----- Data records -----

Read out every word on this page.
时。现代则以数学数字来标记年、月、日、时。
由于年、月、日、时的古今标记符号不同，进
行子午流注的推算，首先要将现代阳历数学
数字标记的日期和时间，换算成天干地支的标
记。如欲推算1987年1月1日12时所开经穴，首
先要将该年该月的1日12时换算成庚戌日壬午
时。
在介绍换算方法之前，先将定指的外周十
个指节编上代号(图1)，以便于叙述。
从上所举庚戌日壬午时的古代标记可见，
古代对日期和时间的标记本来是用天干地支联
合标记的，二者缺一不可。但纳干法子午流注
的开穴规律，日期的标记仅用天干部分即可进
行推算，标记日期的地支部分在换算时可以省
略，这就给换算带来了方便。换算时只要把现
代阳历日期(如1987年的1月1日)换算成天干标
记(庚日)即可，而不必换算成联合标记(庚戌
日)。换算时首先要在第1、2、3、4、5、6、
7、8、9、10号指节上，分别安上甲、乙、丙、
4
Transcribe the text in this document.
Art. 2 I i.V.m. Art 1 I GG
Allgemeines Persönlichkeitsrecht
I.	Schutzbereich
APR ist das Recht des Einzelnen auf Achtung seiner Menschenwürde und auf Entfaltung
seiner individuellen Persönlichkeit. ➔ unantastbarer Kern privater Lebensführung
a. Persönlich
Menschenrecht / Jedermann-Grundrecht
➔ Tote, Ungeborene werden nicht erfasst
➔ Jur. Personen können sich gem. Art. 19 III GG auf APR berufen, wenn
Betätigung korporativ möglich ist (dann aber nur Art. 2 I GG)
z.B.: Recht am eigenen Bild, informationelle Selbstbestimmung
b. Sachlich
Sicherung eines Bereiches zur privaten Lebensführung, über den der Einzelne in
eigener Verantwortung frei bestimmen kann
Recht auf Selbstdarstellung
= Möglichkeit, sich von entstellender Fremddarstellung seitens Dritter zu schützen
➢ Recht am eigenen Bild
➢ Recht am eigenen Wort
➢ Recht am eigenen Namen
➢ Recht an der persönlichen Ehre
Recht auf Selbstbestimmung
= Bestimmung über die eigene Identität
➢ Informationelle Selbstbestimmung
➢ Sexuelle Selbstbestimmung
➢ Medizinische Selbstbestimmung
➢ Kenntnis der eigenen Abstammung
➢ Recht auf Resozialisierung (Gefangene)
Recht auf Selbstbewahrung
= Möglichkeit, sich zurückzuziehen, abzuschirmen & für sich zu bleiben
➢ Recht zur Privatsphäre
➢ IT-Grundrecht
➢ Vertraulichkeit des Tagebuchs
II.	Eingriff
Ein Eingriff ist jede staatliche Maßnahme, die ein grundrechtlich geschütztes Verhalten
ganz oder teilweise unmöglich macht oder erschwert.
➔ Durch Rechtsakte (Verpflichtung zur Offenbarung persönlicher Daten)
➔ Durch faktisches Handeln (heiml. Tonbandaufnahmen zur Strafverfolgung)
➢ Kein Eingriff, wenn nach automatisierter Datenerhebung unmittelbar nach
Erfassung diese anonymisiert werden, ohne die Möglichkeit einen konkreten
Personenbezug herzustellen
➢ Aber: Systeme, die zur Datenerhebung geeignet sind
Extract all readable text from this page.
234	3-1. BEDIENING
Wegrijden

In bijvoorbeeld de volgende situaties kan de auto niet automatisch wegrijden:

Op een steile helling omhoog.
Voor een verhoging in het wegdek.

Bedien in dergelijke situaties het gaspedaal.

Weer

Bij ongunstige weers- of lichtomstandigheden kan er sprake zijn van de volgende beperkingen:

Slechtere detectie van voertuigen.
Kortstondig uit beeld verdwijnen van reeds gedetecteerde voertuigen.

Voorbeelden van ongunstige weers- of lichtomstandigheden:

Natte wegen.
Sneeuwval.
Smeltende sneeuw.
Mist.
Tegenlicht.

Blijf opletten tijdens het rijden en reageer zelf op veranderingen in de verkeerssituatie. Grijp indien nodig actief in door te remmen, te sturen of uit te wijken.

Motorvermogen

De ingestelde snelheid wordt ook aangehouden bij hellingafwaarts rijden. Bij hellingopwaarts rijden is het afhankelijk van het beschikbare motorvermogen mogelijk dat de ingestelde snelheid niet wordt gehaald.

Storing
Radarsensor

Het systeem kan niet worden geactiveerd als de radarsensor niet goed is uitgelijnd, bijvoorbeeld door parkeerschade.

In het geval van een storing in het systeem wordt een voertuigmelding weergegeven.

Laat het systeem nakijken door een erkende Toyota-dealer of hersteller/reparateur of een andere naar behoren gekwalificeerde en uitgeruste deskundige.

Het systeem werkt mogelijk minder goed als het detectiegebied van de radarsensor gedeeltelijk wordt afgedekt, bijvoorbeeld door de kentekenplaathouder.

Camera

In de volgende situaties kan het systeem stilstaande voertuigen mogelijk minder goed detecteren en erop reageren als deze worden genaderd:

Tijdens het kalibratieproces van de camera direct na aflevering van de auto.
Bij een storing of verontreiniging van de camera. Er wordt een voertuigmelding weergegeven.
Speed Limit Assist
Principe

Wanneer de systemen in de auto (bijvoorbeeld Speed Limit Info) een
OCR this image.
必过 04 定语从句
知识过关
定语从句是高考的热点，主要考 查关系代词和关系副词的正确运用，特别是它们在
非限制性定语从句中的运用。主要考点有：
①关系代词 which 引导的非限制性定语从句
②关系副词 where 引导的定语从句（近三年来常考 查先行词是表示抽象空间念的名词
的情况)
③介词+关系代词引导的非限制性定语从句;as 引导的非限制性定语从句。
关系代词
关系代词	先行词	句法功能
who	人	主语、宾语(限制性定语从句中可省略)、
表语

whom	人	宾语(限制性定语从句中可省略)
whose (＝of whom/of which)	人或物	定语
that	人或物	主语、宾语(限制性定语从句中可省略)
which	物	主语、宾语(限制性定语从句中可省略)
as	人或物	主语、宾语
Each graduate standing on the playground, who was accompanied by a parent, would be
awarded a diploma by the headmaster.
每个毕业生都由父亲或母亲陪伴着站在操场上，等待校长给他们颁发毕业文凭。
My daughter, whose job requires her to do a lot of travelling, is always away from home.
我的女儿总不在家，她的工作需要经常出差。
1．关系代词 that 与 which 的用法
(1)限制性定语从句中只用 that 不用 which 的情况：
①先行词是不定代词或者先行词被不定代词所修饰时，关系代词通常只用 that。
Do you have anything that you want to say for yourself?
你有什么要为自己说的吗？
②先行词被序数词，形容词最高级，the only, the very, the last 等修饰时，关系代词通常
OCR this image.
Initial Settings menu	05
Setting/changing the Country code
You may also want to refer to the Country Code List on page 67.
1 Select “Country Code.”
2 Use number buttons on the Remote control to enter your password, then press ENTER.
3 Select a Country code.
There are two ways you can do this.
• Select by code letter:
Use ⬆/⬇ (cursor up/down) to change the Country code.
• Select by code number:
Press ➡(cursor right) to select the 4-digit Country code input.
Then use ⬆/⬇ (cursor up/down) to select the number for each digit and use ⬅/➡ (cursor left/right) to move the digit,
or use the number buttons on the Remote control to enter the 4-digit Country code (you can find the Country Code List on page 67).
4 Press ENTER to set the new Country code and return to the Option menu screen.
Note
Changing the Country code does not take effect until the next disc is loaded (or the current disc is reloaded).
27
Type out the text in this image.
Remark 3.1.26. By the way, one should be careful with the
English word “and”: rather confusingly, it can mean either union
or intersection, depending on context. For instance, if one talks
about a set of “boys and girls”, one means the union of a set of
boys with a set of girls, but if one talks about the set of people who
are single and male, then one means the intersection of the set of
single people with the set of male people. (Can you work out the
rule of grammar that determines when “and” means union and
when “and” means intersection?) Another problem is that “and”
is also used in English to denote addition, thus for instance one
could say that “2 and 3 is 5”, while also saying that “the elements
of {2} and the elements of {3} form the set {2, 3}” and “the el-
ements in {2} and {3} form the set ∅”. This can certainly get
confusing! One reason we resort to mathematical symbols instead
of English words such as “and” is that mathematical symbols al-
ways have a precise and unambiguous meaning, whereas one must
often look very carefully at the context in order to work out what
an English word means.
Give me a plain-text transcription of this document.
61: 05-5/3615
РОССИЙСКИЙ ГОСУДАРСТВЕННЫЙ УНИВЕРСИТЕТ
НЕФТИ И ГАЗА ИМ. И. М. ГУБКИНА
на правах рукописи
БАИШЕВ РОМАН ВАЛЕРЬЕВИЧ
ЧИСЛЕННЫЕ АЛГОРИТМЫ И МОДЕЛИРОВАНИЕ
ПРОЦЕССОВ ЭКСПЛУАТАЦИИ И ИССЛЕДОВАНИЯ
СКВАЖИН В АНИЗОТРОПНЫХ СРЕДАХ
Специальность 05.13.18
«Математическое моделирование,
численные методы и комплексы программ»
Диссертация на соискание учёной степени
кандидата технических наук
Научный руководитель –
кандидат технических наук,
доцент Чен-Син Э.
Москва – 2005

-----

• [What to work on] Locate "Type out the text in this image." in the material, then quote the line that contains it and all lines after it through the final one.

• [Complete output]
Type out the text in this image.
Remark 3.1.26. By the way, one should be careful with the
English word “and”: rather confusingly, it can mean either union
or intersection, depending on context. For instance, if one talks
about a set of “boys and girls”, one means the union of a set of
boys with a set of girls, but if one talks about the set of people who
are single and male, then one means the intersection of the set of
single people with the set of male people. (Can you work out the
rule of grammar that determines when “and” means union and
when “and” means intersection?) Another problem is that “and”
is also used in English to denote addition, thus for instance one
could say that “2 and 3 is 5”, while also saying that “the elements
of {2} and the elements of {3} form the set {2, 3}” and “the el-
ements in {2} and {3} form the set ∅”. This can certainly get
confusing! One reason we resort to mathematical symbols instead
of English words such as “and” is that mathematical symbols al-
ways have a precise and unambiguous meaning, whereas one must
often look very carefully at the context in order to work out what
an English word means.
Give me a plain-text transcription of this document.
61: 05-5/3615
РОССИЙСКИЙ ГОСУДАРСТВЕННЫЙ УНИВЕРСИТЕТ
НЕФТИ И ГАЗА ИМ. И. М. ГУБКИНА
на правах рукописи
БАИШЕВ РОМАН ВАЛЕРЬЕВИЧ
ЧИСЛЕННЫЕ АЛГОРИТМЫ И МОДЕЛИРОВАНИЕ
ПРОЦЕССОВ ЭКСПЛУАТАЦИИ И ИССЛЕДОВАНИЯ
СКВАЖИН В АНИЗОТРОПНЫХ СРЕДАХ
Специальность 05.13.18
«Математическое моделирование,
численные методы и комплексы программ»
Диссертация на соискание учёной степени
кандидата технических наук
Научный руководитель –
кандидат технических наук,
доцент Чен-Син Э.
Москва – 2005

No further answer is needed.